━━━━━ Stored rows

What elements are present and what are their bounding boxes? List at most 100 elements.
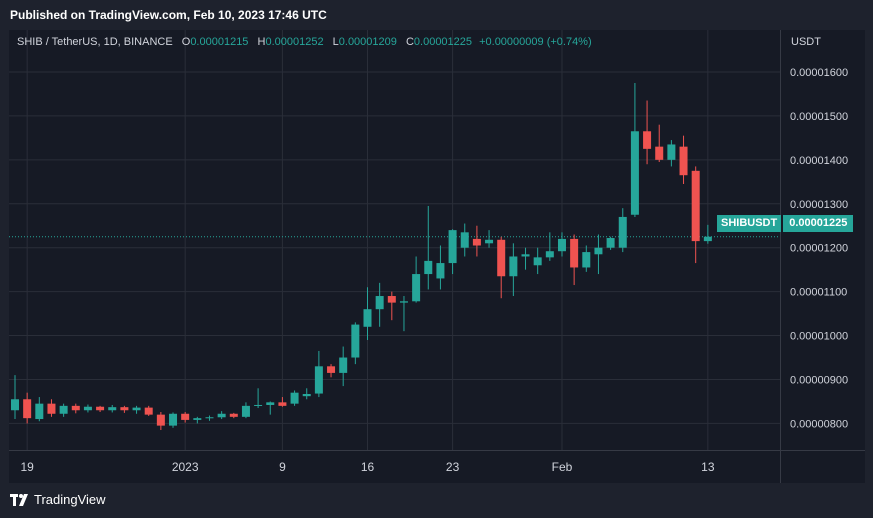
- candle-body: [497, 239, 506, 277]
- candle: [290, 390, 299, 406]
- chart-frame: [9, 30, 865, 483]
- candle-body: [205, 417, 214, 419]
- x-tick-label: 23: [446, 460, 460, 474]
- candle: [485, 230, 494, 248]
- y-tick-label: 0.00001200: [790, 243, 848, 255]
- close-label: C: [405, 36, 414, 48]
- price-tag-symbol: SHIBUSDT: [717, 215, 782, 232]
- y-tick-label: 0.00001600: [790, 67, 848, 79]
- grid-layer: [9, 30, 780, 450]
- candle-body: [71, 405, 80, 411]
- candle-body: [545, 251, 554, 258]
- candle-body: [643, 131, 652, 149]
- candle: [618, 208, 627, 253]
- candle: [339, 346, 348, 387]
- candle-body: [509, 256, 518, 277]
- candle: [302, 388, 311, 400]
- tradingview-logo-icon: [10, 493, 28, 506]
- currency-unit-label: USDT: [791, 36, 821, 48]
- candle-body: [399, 301, 408, 303]
- candle: [570, 234, 579, 286]
- open-label: O: [181, 36, 191, 48]
- candle: [655, 124, 664, 163]
- candle: [679, 135, 688, 184]
- candle: [387, 291, 396, 321]
- candle-body: [424, 260, 433, 275]
- candle: [667, 140, 676, 167]
- candle-body: [314, 366, 323, 394]
- candle: [59, 403, 68, 417]
- candle-body: [229, 413, 238, 417]
- candle: [412, 256, 421, 303]
- candle: [351, 322, 360, 365]
- y-tick-label: 0.00001000: [790, 331, 848, 343]
- candle-body: [144, 407, 153, 415]
- candle: [472, 225, 481, 257]
- candle-body: [47, 403, 56, 414]
- candle: [169, 412, 178, 428]
- candle-body: [132, 407, 141, 411]
- y-tick-label: 0.00001100: [790, 287, 847, 299]
- candle: [533, 247, 542, 275]
- open-value: 0.00001215: [190, 36, 249, 48]
- candle-body: [181, 413, 190, 420]
- last-price-tag: SHIBUSDT 0.00001225: [717, 215, 854, 232]
- candle-body: [485, 239, 494, 244]
- low-value: 0.00001209: [338, 36, 397, 48]
- candlestick-chart[interactable]: 0.00000800 0.00000900 0.00001000 0.00001100…: [9, 30, 865, 483]
- candle: [266, 401, 275, 415]
- candle: [703, 224, 712, 244]
- y-tick-label: 0.00001500: [790, 111, 848, 123]
- x-tick-label: 16: [361, 460, 375, 474]
- candle-body: [375, 296, 384, 310]
- candle-body: [217, 413, 226, 418]
- candle: [545, 232, 554, 261]
- candle: [205, 415, 214, 421]
- candle: [460, 223, 469, 257]
- candle-body: [472, 238, 481, 246]
- axis-layer: 0.00000800 0.00000900 0.00001000 0.00001100…: [9, 30, 865, 483]
- candle: [181, 412, 190, 423]
- x-tick-label: 9: [279, 460, 286, 474]
- candle-body: [156, 414, 165, 426]
- candle: [327, 364, 336, 378]
- brand-label: TradingView: [34, 492, 106, 507]
- x-tick-label: 13: [701, 460, 715, 474]
- candle-body: [339, 357, 348, 373]
- candle-body: [351, 324, 360, 358]
- y-tick-label: 0.00000800: [790, 418, 848, 430]
- candle-body: [691, 170, 700, 242]
- candle: [254, 388, 263, 409]
- candle: [630, 82, 639, 217]
- candle-body: [460, 232, 469, 248]
- x-tick-label: 2023: [172, 460, 199, 474]
- candle-body: [363, 309, 372, 327]
- candle: [11, 375, 19, 420]
- candle-body: [302, 393, 311, 397]
- candle-body: [387, 296, 396, 303]
- candle-body: [667, 144, 676, 160]
- tradingview-brand[interactable]: TradingView: [10, 492, 106, 507]
- candle-body: [59, 405, 68, 414]
- candle: [448, 229, 457, 275]
- candle: [144, 405, 153, 416]
- candle: [35, 397, 44, 422]
- candle: [71, 403, 80, 414]
- candle: [436, 245, 445, 290]
- candle-body: [679, 146, 688, 176]
- low-label: L: [332, 36, 339, 48]
- candle-body: [120, 407, 129, 411]
- candle-body: [594, 247, 603, 255]
- candle: [509, 243, 518, 297]
- candle: [594, 234, 603, 275]
- candle-body: [193, 418, 202, 420]
- candle-body: [290, 392, 299, 404]
- candle: [83, 404, 92, 413]
- candle-body: [436, 263, 445, 279]
- candle-body: [570, 238, 579, 268]
- candle: [399, 296, 408, 332]
- candle-body: [241, 405, 250, 417]
- candle-layer: [11, 82, 712, 431]
- candle: [363, 287, 372, 340]
- candle: [606, 236, 615, 250]
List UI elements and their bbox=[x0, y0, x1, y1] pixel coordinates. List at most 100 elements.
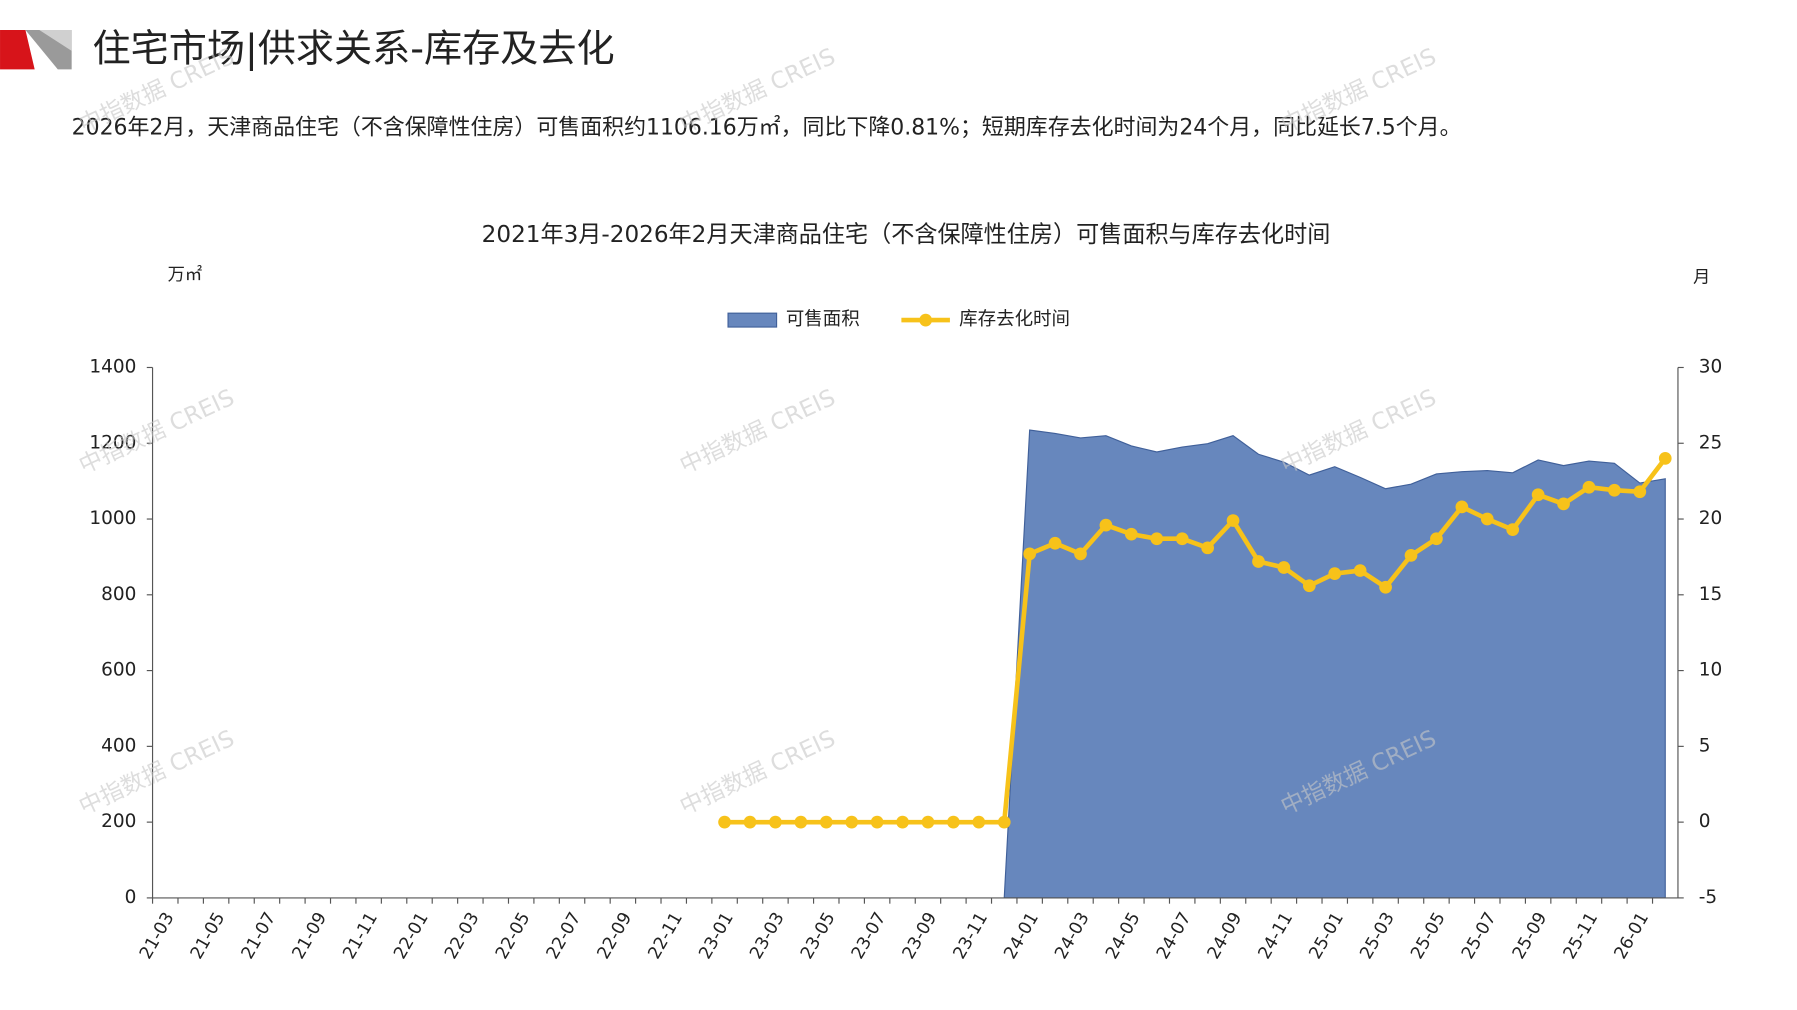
point bbox=[1608, 483, 1621, 497]
y-tick-label: 800 bbox=[101, 584, 136, 605]
watermark: 中指数据 CREIS bbox=[676, 385, 839, 480]
x-tick-label: 24-07 bbox=[1153, 909, 1196, 963]
point bbox=[743, 815, 757, 829]
point bbox=[1048, 536, 1062, 550]
logo-red bbox=[0, 30, 35, 70]
y-tick-label: 0 bbox=[125, 887, 137, 908]
legend-label: 库存去化时间 bbox=[959, 309, 1070, 330]
point bbox=[1023, 547, 1037, 561]
x-tick-label: 24-03 bbox=[1051, 909, 1094, 963]
point bbox=[896, 815, 909, 829]
point bbox=[769, 815, 782, 829]
x-tick-label: 25-01 bbox=[1306, 909, 1349, 963]
point bbox=[819, 815, 833, 829]
point bbox=[1150, 532, 1164, 546]
point bbox=[1455, 500, 1469, 514]
watermark: 中指数据 CREIS bbox=[75, 726, 238, 821]
x-tick-label: 23-11 bbox=[950, 909, 993, 963]
point bbox=[997, 815, 1011, 829]
y-tick-label: 1000 bbox=[89, 508, 136, 529]
point bbox=[1252, 555, 1265, 568]
y2-axis-label: 月 bbox=[1693, 267, 1710, 287]
x-tick-label: 21-05 bbox=[187, 909, 230, 963]
point bbox=[1430, 532, 1443, 546]
point bbox=[718, 815, 731, 829]
y-axis-label: 万㎡ bbox=[168, 265, 203, 285]
point bbox=[1074, 547, 1087, 561]
chart-title: 2021年3月-2026年2月天津商品住宅（不含保障性住房）可售面积与库存去化时… bbox=[482, 222, 1331, 248]
point bbox=[972, 815, 986, 829]
point bbox=[1658, 452, 1672, 465]
x-tick-label: 24-11 bbox=[1255, 909, 1298, 963]
legend-swatch bbox=[919, 313, 933, 327]
x-tick-label: 23-05 bbox=[797, 909, 840, 963]
plot: 0 200 400 600 800 1000 1200 1400 -5 0 5 10 15 20 25 30 2… bbox=[89, 309, 1722, 963]
watermark: 中指数据 CREIS bbox=[676, 726, 839, 821]
y2-tick-label: 15 bbox=[1699, 584, 1723, 605]
x-tick-label: 22-05 bbox=[492, 909, 535, 963]
point bbox=[1124, 527, 1138, 541]
y-tick-label: 600 bbox=[101, 660, 136, 681]
x-tick-label: 23-03 bbox=[746, 909, 789, 963]
point bbox=[1201, 541, 1214, 555]
y2-tick-label: 30 bbox=[1699, 356, 1723, 377]
x-tick-label: 22-07 bbox=[543, 909, 586, 963]
point bbox=[947, 815, 960, 829]
legend-label: 可售面积 bbox=[786, 309, 860, 330]
x-tick-label: 25-07 bbox=[1458, 909, 1501, 963]
watermark: 中指数据 CREIS bbox=[1277, 385, 1440, 480]
point bbox=[1404, 549, 1418, 562]
summary: 2026年2月，天津商品住宅（不含保障性住房）可售面积约1106.16万㎡，同比… bbox=[72, 114, 1462, 140]
point bbox=[845, 815, 859, 829]
point bbox=[870, 815, 884, 829]
area bbox=[1003, 429, 1666, 899]
point bbox=[1557, 497, 1570, 511]
point bbox=[1277, 561, 1291, 574]
y2-tick-label: 5 bbox=[1699, 735, 1711, 756]
y2-tick-label: -5 bbox=[1699, 887, 1717, 908]
x-tick-label: 21-11 bbox=[339, 909, 382, 963]
y-tick-label: 1400 bbox=[89, 356, 136, 377]
point bbox=[1353, 564, 1367, 577]
point bbox=[1226, 514, 1240, 527]
point bbox=[1099, 518, 1113, 532]
point bbox=[1175, 532, 1189, 546]
point bbox=[1531, 488, 1545, 502]
x-tick-label: 22-11 bbox=[645, 909, 688, 963]
point bbox=[1480, 512, 1494, 526]
x-tick-label: 25-09 bbox=[1509, 909, 1552, 963]
y2-tick-label: 10 bbox=[1699, 660, 1723, 681]
x-tick-label: 24-09 bbox=[1204, 909, 1247, 963]
y2-tick-label: 25 bbox=[1699, 432, 1723, 453]
point bbox=[1379, 580, 1392, 594]
x-tick-label: 22-09 bbox=[594, 909, 637, 963]
point bbox=[921, 815, 935, 829]
point bbox=[1633, 485, 1647, 499]
x-tick-label: 25-11 bbox=[1560, 909, 1603, 963]
point bbox=[1328, 567, 1342, 580]
x-tick-label: 21-07 bbox=[238, 909, 281, 963]
point bbox=[794, 815, 808, 829]
x-tick-label: 23-01 bbox=[695, 909, 738, 963]
point bbox=[1506, 523, 1520, 536]
point bbox=[1582, 480, 1596, 494]
x-tick-label: 26-01 bbox=[1611, 909, 1654, 963]
x-tick-label: 21-03 bbox=[136, 909, 179, 963]
y2-tick-label: 20 bbox=[1699, 508, 1723, 529]
x-tick-label: 24-05 bbox=[1102, 909, 1145, 963]
legend-swatch bbox=[727, 312, 778, 328]
x-tick-label: 22-03 bbox=[441, 909, 484, 963]
x-tick-label: 21-09 bbox=[289, 909, 332, 963]
y-tick-label: 1200 bbox=[89, 432, 136, 453]
y-tick-label: 400 bbox=[101, 735, 136, 756]
x-tick-label: 25-05 bbox=[1407, 909, 1450, 963]
x-tick-label: 22-01 bbox=[390, 909, 433, 963]
y2-tick-label: 0 bbox=[1699, 811, 1711, 832]
x-tick-label: 24-01 bbox=[1000, 909, 1043, 963]
point bbox=[1302, 579, 1316, 593]
x-tick-label: 23-09 bbox=[899, 909, 942, 963]
heading: 住宅市场|供求关系-库存及去化 bbox=[92, 26, 614, 71]
y-tick-label: 200 bbox=[101, 811, 136, 832]
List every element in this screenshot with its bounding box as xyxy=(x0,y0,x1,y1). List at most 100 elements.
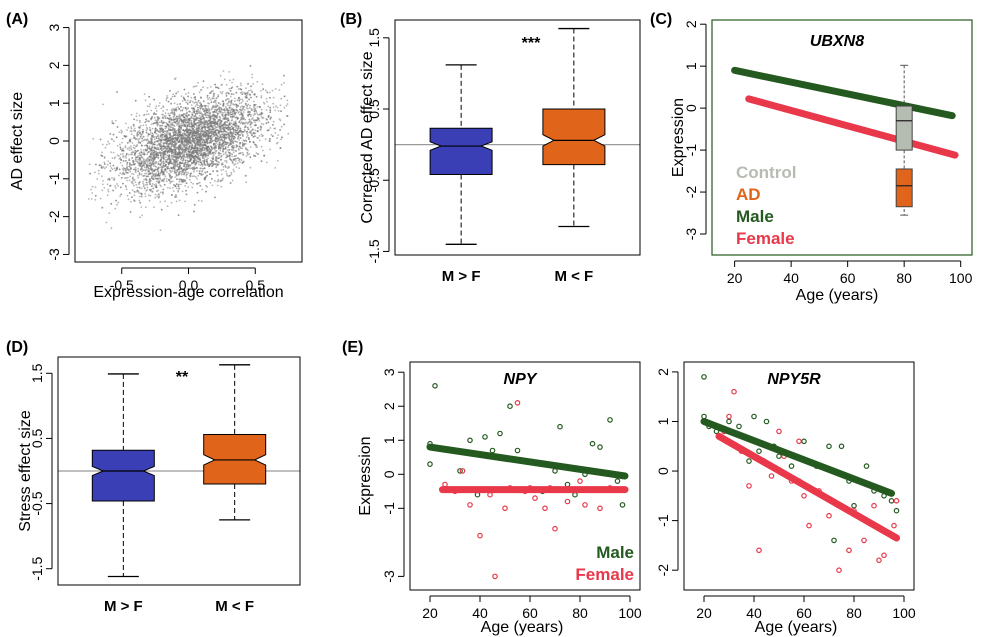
scatter-point xyxy=(240,137,242,140)
scatter-point xyxy=(238,96,240,99)
scatter-point xyxy=(160,169,163,172)
scatter-point xyxy=(172,127,175,130)
scatter-point xyxy=(279,147,282,150)
scatter-point xyxy=(168,157,170,160)
scatter-point xyxy=(244,142,247,145)
scatter-point xyxy=(262,116,265,119)
scatter-point xyxy=(250,96,252,99)
scatter-point xyxy=(177,106,180,108)
scatter-point xyxy=(129,175,132,178)
scatter-point xyxy=(105,143,108,146)
scatter-point xyxy=(175,178,178,180)
scatter-point xyxy=(159,184,162,187)
scatter-point xyxy=(150,177,153,180)
scatter-point xyxy=(188,144,191,147)
scatter-point xyxy=(165,136,168,139)
scatter-point xyxy=(232,131,235,133)
scatter-point xyxy=(208,128,211,131)
scatter-point xyxy=(176,115,178,118)
scatter-point xyxy=(139,135,142,138)
scatter-point xyxy=(173,111,176,114)
scatter-point xyxy=(204,106,207,109)
scatter-point xyxy=(132,123,135,126)
scatter-point xyxy=(260,133,263,136)
scatter-point xyxy=(137,167,140,170)
scatter-point xyxy=(130,164,133,166)
scatter-point xyxy=(173,170,176,173)
scatter-point xyxy=(136,189,139,192)
scatter-point xyxy=(186,155,189,158)
scatter-point xyxy=(226,149,229,152)
scatter-point xyxy=(238,99,241,102)
scatter-point xyxy=(159,130,162,133)
scatter-point xyxy=(228,138,231,141)
scatter-point xyxy=(198,152,201,155)
scatter-point xyxy=(187,137,189,140)
scatter-point xyxy=(235,131,237,134)
scatter-point xyxy=(272,96,275,99)
scatter-point xyxy=(251,73,254,76)
scatter-point xyxy=(141,165,144,168)
scatter-point xyxy=(151,185,153,188)
scatter-point xyxy=(251,109,254,112)
scatter-point xyxy=(132,146,135,149)
scatter-point xyxy=(216,170,219,173)
scatter-point xyxy=(249,65,252,67)
scatter-point xyxy=(103,167,106,170)
scatter-point xyxy=(110,227,113,230)
scatter-point xyxy=(158,104,160,107)
scatter-point xyxy=(248,93,251,96)
scatter-point xyxy=(232,123,234,126)
scatter-point xyxy=(166,148,168,150)
scatter-point xyxy=(108,212,111,215)
scatter-point xyxy=(154,168,157,171)
scatter-point xyxy=(123,135,126,138)
scatter-point xyxy=(184,113,187,115)
scatter-point xyxy=(246,130,249,133)
scatter-point xyxy=(239,98,242,101)
scatter-point xyxy=(185,182,188,185)
scatter-point xyxy=(214,163,217,166)
scatter-point xyxy=(278,89,281,91)
scatter-point xyxy=(157,143,160,146)
scatter-point xyxy=(205,184,208,187)
scatter-point xyxy=(247,121,249,124)
scatter-point xyxy=(179,178,181,181)
scatter-point xyxy=(159,135,162,137)
scatter-point xyxy=(155,113,157,115)
scatter-point xyxy=(132,159,134,162)
scatter-point xyxy=(251,134,253,137)
scatter-point xyxy=(195,110,198,113)
scatter-point xyxy=(213,146,216,149)
scatter-point xyxy=(127,153,130,156)
scatter-point xyxy=(231,153,234,156)
scatter-point xyxy=(201,152,204,155)
scatter-point xyxy=(255,144,258,147)
scatter-point xyxy=(149,103,151,106)
scatter-point xyxy=(204,138,207,141)
scatter-point xyxy=(162,114,164,116)
scatter-point xyxy=(115,169,118,171)
scatter-point xyxy=(168,139,171,142)
scatter-point xyxy=(232,78,235,81)
scatter-point xyxy=(204,121,207,124)
scatter-point xyxy=(188,123,191,125)
scatter-point xyxy=(145,129,148,132)
scatter-point xyxy=(140,161,143,164)
scatter-point xyxy=(147,135,149,137)
scatter-point xyxy=(237,148,240,150)
scatter-point xyxy=(171,142,174,145)
scatter-point xyxy=(250,89,252,92)
scatter-point xyxy=(243,91,245,94)
scatter-point xyxy=(145,164,148,166)
scatter-point xyxy=(195,122,198,125)
scatter-point xyxy=(183,152,185,155)
scatter-point xyxy=(225,98,228,101)
scatter-point xyxy=(212,139,214,142)
scatter-point xyxy=(239,106,242,108)
scatter-point xyxy=(267,121,270,124)
scatter-point xyxy=(145,124,148,126)
scatter-point xyxy=(183,155,186,158)
scatter-point xyxy=(157,152,160,154)
scatter-point xyxy=(234,140,237,143)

━━━━━━━━━━

Turn the stretch of lines that opens with the line containing "point bbox=[1608, 483, 1621, 497]" and closes with the line containing "y2-axis-label: 月 bbox=[1693, 267, 1710, 287]" into a Markdown table with two columns, Row and Record line. Number each row and leave out any blank lines.

# Result of the exercise
| Row | Record line |
|---|---|
| 1 | point bbox=[1608, 483, 1621, 497] |
| 2 | y-tick-label: 800 bbox=[101, 584, 136, 605] |
| 3 | watermark: 中指数据 CREIS bbox=[676, 385, 839, 480] |
| 4 | x-tick-label: 24-07 bbox=[1153, 909, 1196, 963] |
| 5 | point bbox=[743, 815, 757, 829] |
| 6 | point bbox=[1048, 536, 1062, 550] |
| 7 | logo-red bbox=[0, 30, 35, 70] |
| 8 | y-tick-label: 0 bbox=[125, 887, 137, 908] |
| 9 | legend-label: 库存去化时间 bbox=[959, 309, 1070, 330] |
| 10 | point bbox=[1023, 547, 1037, 561] |
| 11 | x-tick-label: 24-03 bbox=[1051, 909, 1094, 963] |
| 12 | point bbox=[896, 815, 909, 829] |
| 13 | point bbox=[769, 815, 782, 829] |
| 14 | x-tick-label: 25-01 bbox=[1306, 909, 1349, 963] |
| 15 | point bbox=[819, 815, 833, 829] |
| 16 | point bbox=[1150, 532, 1164, 546] |
| 17 | point bbox=[1455, 500, 1469, 514] |
| 18 | watermark: 中指数据 CREIS bbox=[75, 726, 238, 821] |
| 19 | x-tick-label: 23-11 bbox=[950, 909, 993, 963] |
| 20 | point bbox=[997, 815, 1011, 829] |
| 21 | y-tick-label: 1000 bbox=[89, 508, 136, 529] |
| 22 | point bbox=[1252, 555, 1265, 568] |
| 23 | y2-axis-label: 月 bbox=[1693, 267, 1710, 287] |